Texto del ejercicio:
▬▬▬▬▬▬

En un país donde muchas violencias permanecen invisibles o distorsionadas por el morbo mediático, surge una propuesta artística que decide mirar distinto. La exposición “Cicatrices, flores y reflejos: Sanar frente a la violencia ácida en México” no solo documenta historias de sobrevivientes: las reescribe desde la dignidad, la identidad y la fuerza.
Lejos de la revictimización, esta muestra colectiva y multidisciplinaria propone una narrativa profundamente necesaria: las mujeres no son definidas por la agresión que vivieron, sino por los procesos de reconstrucción que encarnan.
El arte como espacio de reconstrucción
Impulsada por las artistas Aranza Bustamante y Andrea Mondragón, la exposición reúne fotografía, reflexión visual y discurso social para resignificar la experiencia de sobrevivir a un ataque con ácido.
El proyecto nace del acercamiento de Bustamante al tema en 2022, tras asistir a una conferencia en la Clínica Dermatológica Isela Méndez, donde se ofrecen tratamientos gratuitos a víctimas de esta forma de violencia. Sin embargo, lo que comenzó como una cobertura periodística pronto se transformó en una búsqueda artística y ética: ¿cómo representar sin explotar? ¿cómo mirar sin invadir?
La respuesta está en la exposición misma.
Rostros que cuentan otras historias
Las protagonistas de la muestra —Carmen Sánchez, Yazmín Hernández, Martha Ávila y Esmeralda Millán— aparecen en imágenes que rehúyen del sensacionalismo.
No hay intención de shock. No hay explotación del dolor.
En su lugar, hay:
- Miradas firmes
- Presencias conscientes
- Cuerpos que narran desde la transformación
Cada fotografía se convierte en un acto político: reclamar el derecho a ser vistas más allá de la violencia.
Cicatrices, flores y reflejos: una poética visual
El título de la exposición funciona como una declaración estética y conceptual:
- Cicatrices: no como marcas de derrota, sino como archivo vivo de la experiencia
- Flores: símbolos de transformación, fragilidad y fuerza simultáneas
- Reflejos: preguntas sobre identidad, percepción y autoconstrucción
Estos elementos dialogan entre sí para construir una narrativa donde el cuerpo deja de ser territorio de agresión y se convierte en espacio de resignificación.

▬▬▬▬▬▬

Con la información:
1) Reproduce tal cual el fragmento del texto sobre la exposición que empieza en las palabras "En un país donde" y termina después de "reconstrucción que encarnan.".
2) Continúa el texto sobre la exposición a partir de su última oración.

▬▬▬▬▬▬

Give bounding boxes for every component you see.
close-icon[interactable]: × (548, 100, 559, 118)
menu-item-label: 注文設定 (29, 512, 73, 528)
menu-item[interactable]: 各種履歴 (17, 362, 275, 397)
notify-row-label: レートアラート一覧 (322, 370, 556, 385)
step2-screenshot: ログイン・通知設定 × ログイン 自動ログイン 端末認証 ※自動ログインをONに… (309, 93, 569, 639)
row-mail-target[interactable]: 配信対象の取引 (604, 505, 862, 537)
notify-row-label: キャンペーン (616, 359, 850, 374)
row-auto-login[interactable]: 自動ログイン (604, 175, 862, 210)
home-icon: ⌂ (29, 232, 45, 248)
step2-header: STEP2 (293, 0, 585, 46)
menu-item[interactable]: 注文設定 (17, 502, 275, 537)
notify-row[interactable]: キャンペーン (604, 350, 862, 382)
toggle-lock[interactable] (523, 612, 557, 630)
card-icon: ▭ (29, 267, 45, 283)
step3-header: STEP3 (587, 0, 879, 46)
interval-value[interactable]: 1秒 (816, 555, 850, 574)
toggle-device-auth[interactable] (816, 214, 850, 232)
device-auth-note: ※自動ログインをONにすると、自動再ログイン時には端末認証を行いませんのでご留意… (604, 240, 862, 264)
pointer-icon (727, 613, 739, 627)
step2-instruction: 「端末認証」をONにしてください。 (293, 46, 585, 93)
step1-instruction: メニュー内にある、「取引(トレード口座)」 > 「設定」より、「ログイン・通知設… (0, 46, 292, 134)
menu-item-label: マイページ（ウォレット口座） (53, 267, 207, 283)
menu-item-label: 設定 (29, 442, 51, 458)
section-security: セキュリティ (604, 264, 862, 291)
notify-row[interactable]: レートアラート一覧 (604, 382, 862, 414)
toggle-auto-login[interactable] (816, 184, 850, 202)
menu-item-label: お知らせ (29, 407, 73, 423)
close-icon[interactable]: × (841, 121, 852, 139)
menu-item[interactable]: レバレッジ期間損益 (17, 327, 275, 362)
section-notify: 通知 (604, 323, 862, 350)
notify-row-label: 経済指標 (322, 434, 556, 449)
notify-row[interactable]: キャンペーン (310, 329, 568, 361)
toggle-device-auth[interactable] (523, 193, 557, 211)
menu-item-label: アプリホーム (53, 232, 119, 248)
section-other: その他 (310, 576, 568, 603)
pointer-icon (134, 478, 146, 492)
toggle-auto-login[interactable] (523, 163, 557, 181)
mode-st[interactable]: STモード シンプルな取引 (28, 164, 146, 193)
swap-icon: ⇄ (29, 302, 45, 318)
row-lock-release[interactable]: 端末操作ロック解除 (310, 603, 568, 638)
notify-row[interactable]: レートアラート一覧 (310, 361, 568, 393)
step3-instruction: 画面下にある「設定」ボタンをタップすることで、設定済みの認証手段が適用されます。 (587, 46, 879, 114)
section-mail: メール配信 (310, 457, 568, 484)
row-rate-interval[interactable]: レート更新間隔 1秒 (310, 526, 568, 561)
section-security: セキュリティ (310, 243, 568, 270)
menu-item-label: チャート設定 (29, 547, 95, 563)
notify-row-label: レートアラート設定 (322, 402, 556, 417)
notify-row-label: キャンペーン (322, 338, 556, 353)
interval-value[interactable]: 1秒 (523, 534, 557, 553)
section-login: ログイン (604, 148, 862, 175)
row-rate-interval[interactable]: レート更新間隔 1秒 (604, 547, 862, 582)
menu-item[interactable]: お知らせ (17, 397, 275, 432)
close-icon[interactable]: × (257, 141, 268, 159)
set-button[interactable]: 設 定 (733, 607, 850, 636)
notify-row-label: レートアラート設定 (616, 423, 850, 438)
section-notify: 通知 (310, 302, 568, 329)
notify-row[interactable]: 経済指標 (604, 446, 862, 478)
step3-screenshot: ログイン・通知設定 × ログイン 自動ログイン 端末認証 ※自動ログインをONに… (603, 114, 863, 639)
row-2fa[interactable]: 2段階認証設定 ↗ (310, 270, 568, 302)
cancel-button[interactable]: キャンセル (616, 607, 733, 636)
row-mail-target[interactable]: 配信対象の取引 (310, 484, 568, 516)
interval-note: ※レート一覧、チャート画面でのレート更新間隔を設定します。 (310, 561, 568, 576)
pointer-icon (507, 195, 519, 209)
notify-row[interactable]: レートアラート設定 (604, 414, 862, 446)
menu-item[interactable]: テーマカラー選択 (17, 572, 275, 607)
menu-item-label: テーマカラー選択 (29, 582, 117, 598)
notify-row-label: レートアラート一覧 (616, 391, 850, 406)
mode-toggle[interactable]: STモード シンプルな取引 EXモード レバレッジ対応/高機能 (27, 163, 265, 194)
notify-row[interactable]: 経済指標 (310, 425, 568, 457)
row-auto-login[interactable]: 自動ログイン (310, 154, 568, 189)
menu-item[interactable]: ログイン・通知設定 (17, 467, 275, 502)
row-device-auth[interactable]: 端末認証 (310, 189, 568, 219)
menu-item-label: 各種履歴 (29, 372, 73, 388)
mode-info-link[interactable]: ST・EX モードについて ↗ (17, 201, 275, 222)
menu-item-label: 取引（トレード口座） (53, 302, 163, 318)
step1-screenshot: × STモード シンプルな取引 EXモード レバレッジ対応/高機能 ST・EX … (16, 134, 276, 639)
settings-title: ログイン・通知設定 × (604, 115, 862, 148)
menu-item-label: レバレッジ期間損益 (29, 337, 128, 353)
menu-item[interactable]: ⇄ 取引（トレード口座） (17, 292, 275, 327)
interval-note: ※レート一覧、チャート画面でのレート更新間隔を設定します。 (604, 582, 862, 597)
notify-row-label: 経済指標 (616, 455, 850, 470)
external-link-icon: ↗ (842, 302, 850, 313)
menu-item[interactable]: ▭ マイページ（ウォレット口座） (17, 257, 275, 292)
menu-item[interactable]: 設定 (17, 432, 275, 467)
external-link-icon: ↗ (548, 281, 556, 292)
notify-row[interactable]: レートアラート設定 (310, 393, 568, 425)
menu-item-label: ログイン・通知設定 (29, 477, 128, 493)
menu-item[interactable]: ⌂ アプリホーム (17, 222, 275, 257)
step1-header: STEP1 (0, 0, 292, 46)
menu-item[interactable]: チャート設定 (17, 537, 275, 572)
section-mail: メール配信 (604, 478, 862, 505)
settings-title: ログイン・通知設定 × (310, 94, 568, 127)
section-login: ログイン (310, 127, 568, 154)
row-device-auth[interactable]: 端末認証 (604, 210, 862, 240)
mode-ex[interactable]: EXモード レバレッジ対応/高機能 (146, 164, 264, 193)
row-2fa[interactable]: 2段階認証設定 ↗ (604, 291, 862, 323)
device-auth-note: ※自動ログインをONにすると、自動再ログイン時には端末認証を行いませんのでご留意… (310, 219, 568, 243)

▬▬▬▬▬▬

Resultados del ejercicio:
1)
En un país donde muchas violencias permanecen invisibles o distorsionadas por el morbo mediático, surge una propuesta artística que decide mirar distinto. La exposición “Cicatrices, flores y reflejos: Sanar frente a la violencia ácida en México” no solo documenta historias de sobrevivientes: las reescribe desde la dignidad, la identidad y la fuerza.
Lejos de la revictimización, esta muestra colectiva y multidisciplinaria propone una narrativa profundamente necesaria: las mujeres no son definidas por la agresión que vivieron, sino por los procesos de reconstrucción que encarnan.

2)
Violencia ácida en México: un problema invisibilizado
Los ataques con ácido, aunque menos visibilizados que otras formas de violencia de género, representan una de las agresiones más extremas. No solo buscan dañar físicamente, sino también afectar la identidad, la autoestima y la vida social de las víctimas.
En México, la lucha por el reconocimiento legal de este delito ha sido impulsada, en gran medida, por sobrevivientes como Carmen Sánchez, quien ha abogado por reformas legislativas y mayor acceso a la justicia.
Sin embargo, más allá del ámbito jurídico, existe otra batalla igual de importante: la del imaginario colectivo. ¿Cómo se representa a las víctimas? ¿Desde dónde se construyen sus historias?
Ahí es donde el arte juega un papel crucial.
Más allá de la denuncia: el arte como reparación simbólica
“Cicatrices, flores y reflejos” no es solo una exposición: es un ejercicio de reparación simbólica.
En un contexto donde la violencia tiende a deshumanizar, el arte devuelve complejidad. Donde los discursos dominantes reducen, la imagen artística expande. Donde el dolor es explotado, aquí se transforma.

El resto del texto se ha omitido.